* **Directions**
Determine the number of lines that contain the word "JSON", then state that number and nothing more.

* **Provided records**
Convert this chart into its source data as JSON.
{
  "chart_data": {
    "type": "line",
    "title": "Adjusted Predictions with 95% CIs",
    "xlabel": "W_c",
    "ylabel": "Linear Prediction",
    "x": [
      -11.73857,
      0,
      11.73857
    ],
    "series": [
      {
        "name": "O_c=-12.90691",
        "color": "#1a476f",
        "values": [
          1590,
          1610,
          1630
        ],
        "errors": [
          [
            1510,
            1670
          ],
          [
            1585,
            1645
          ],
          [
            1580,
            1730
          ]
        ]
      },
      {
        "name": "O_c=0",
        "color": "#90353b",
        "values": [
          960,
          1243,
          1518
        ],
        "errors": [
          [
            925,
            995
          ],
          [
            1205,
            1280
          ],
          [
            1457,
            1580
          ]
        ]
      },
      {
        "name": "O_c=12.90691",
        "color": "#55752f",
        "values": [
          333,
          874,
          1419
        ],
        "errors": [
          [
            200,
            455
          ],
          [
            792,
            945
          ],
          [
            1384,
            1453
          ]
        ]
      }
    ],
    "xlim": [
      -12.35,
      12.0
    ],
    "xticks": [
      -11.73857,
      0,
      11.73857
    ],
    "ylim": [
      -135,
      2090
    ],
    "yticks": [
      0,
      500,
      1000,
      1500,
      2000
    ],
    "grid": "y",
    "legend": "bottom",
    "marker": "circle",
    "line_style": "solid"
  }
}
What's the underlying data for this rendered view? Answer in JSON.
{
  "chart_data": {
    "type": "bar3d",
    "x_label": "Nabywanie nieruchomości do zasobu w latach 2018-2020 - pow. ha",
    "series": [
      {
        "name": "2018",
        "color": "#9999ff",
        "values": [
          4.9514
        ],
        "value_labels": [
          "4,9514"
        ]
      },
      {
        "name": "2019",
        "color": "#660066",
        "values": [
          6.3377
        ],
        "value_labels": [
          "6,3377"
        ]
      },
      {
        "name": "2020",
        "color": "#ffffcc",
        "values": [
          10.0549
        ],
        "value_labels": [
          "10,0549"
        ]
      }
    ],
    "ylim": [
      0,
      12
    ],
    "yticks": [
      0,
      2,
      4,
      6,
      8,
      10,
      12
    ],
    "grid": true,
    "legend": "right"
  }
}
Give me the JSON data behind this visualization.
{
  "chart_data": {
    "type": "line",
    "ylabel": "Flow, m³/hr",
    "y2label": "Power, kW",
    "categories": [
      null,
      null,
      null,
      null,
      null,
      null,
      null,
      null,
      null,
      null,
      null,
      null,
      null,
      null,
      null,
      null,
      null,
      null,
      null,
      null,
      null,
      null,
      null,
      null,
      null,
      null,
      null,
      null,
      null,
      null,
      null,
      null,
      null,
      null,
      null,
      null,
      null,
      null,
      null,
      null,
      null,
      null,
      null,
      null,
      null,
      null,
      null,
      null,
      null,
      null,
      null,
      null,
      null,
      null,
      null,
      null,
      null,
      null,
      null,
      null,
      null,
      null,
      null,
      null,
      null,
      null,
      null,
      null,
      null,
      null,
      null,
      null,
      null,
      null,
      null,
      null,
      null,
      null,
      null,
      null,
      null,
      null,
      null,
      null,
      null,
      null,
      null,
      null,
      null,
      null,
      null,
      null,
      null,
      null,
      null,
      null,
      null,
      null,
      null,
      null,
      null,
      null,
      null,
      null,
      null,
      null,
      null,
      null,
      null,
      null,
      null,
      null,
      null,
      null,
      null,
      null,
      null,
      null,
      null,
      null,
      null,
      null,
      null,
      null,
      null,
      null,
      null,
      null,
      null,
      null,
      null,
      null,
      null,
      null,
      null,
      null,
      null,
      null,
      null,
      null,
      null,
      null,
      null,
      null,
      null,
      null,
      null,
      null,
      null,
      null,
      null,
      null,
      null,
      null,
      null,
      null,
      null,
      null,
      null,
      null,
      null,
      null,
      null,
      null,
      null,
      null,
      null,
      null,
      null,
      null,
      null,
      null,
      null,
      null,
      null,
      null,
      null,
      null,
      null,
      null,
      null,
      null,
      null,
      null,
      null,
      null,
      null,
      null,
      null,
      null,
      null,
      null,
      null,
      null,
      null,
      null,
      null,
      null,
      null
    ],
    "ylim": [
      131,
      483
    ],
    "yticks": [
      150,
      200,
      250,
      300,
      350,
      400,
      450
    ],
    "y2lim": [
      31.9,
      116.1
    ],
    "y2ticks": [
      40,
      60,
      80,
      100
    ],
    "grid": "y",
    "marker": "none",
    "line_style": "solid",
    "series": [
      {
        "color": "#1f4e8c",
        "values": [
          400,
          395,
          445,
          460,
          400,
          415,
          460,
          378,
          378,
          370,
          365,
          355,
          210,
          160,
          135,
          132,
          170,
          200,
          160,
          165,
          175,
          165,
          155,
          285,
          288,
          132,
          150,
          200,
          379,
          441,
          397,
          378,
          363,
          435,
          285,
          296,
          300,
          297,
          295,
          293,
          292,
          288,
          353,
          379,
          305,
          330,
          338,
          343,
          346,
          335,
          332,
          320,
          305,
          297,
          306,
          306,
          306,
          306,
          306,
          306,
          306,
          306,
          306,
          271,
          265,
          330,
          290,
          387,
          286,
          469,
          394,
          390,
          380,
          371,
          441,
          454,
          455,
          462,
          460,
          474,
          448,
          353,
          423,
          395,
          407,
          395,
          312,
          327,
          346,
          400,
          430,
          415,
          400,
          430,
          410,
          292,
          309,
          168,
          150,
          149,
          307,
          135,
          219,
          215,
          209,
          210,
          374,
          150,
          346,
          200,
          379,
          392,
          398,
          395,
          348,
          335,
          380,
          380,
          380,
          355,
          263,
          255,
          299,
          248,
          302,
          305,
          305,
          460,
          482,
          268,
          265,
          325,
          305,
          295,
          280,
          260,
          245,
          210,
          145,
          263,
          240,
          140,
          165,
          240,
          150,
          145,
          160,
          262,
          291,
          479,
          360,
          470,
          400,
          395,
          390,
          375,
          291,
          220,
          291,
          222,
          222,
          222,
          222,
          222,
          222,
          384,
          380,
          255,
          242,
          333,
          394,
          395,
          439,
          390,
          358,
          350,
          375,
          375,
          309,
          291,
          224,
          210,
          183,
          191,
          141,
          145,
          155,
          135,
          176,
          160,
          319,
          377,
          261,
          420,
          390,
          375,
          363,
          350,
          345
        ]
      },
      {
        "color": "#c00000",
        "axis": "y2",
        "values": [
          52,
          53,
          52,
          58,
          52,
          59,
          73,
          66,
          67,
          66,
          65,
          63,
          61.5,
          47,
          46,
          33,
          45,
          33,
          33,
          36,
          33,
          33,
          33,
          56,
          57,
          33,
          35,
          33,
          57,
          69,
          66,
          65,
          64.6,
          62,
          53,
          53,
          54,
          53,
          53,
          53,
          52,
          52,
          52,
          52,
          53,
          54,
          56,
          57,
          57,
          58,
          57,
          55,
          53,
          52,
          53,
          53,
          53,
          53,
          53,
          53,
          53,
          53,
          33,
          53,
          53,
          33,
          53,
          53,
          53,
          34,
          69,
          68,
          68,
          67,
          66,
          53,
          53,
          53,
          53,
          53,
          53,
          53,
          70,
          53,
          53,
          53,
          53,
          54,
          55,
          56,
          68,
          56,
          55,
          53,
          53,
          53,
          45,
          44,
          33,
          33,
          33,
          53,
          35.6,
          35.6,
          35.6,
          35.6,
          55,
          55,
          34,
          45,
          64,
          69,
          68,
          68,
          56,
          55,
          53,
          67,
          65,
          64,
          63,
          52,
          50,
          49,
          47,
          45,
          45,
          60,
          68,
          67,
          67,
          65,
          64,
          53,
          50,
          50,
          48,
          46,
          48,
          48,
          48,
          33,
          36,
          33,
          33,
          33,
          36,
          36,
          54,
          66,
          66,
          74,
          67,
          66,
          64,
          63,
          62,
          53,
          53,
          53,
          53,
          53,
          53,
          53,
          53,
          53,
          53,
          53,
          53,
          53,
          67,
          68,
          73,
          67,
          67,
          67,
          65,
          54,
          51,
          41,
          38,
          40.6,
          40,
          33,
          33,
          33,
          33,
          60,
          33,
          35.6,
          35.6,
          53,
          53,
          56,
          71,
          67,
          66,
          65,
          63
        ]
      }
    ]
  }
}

* **The reply**
3